TASK MATERIAL -
## start

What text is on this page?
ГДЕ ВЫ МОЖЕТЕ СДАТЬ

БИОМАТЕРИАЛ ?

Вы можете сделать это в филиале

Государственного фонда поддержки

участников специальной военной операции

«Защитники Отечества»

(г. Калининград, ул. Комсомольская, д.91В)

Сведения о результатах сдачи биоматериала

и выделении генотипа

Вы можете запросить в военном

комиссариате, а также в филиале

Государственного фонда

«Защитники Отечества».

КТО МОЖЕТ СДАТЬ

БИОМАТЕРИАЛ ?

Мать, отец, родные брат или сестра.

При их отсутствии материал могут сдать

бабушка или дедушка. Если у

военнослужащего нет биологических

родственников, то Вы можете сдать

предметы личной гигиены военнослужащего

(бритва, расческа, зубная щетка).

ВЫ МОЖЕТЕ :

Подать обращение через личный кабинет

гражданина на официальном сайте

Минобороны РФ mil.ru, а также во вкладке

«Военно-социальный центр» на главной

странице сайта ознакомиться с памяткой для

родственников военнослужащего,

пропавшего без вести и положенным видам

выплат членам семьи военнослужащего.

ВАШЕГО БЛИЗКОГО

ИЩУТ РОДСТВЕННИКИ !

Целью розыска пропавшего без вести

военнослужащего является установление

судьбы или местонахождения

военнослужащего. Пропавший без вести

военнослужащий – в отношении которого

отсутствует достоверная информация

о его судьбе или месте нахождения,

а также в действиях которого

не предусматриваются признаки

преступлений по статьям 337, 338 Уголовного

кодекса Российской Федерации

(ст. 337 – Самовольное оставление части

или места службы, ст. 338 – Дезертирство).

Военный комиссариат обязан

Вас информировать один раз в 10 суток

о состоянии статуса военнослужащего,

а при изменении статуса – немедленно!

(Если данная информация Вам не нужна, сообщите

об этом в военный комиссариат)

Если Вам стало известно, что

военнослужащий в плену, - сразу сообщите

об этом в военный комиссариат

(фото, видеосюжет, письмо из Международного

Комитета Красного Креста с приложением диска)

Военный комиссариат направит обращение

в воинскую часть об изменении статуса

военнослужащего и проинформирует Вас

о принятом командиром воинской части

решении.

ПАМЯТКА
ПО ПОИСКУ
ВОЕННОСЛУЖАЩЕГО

## end

PROBLEM -
Copy all data exactly, start to finish.

IN RESPONSE -
What text is on this page?
ГДЕ ВЫ МОЖЕТЕ СДАТЬ

БИОМАТЕРИАЛ ?

Вы можете сделать это в филиале

Государственного фонда поддержки

участников специальной военной операции

«Защитники Отечества»

(г. Калининград, ул. Комсомольская, д.91В)

Сведения о результатах сдачи биоматериала

и выделении генотипа

Вы можете запросить в военном

комиссариате, а также в филиале

Государственного фонда

«Защитники Отечества».

КТО МОЖЕТ СДАТЬ

БИОМАТЕРИАЛ ?

Мать, отец, родные брат или сестра.

При их отсутствии материал могут сдать

бабушка или дедушка. Если у

военнослужащего нет биологических

родственников, то Вы можете сдать

предметы личной гигиены военнослужащего

(бритва, расческа, зубная щетка).

ВЫ МОЖЕТЕ :

Подать обращение через личный кабинет

гражданина на официальном сайте

Минобороны РФ mil.ru, а также во вкладке

«Военно-социальный центр» на главной

странице сайта ознакомиться с памяткой для

родственников военнослужащего,

пропавшего без вести и положенным видам

выплат членам семьи военнослужащего.

ВАШЕГО БЛИЗКОГО

ИЩУТ РОДСТВЕННИКИ !

Целью розыска пропавшего без вести

военнослужащего является установление

судьбы или местонахождения

военнослужащего. Пропавший без вести

военнослужащий – в отношении которого

отсутствует достоверная информация

о его судьбе или месте нахождения,

а также в действиях которого

не предусматриваются признаки

преступлений по статьям 337, 338 Уголовного

кодекса Российской Федерации

(ст. 337 – Самовольное оставление части

или места службы, ст. 338 – Дезертирство).

Военный комиссариат обязан

Вас информировать один раз в 10 суток

о состоянии статуса военнослужащего,

а при изменении статуса – немедленно!

(Если данная информация Вам не нужна, сообщите

об этом в военный комиссариат)

Если Вам стало известно, что

военнослужащий в плену, - сразу сообщите

об этом в военный комиссариат

(фото, видеосюжет, письмо из Международного

Комитета Красного Креста с приложением диска)

Военный комиссариат направит обращение

в воинскую часть об изменении статуса

военнослужащего и проинформирует Вас

о принятом командиром воинской части

решении.

ПАМЯТКА
ПО ПОИСКУ
ВОЕННОСЛУЖАЩЕГО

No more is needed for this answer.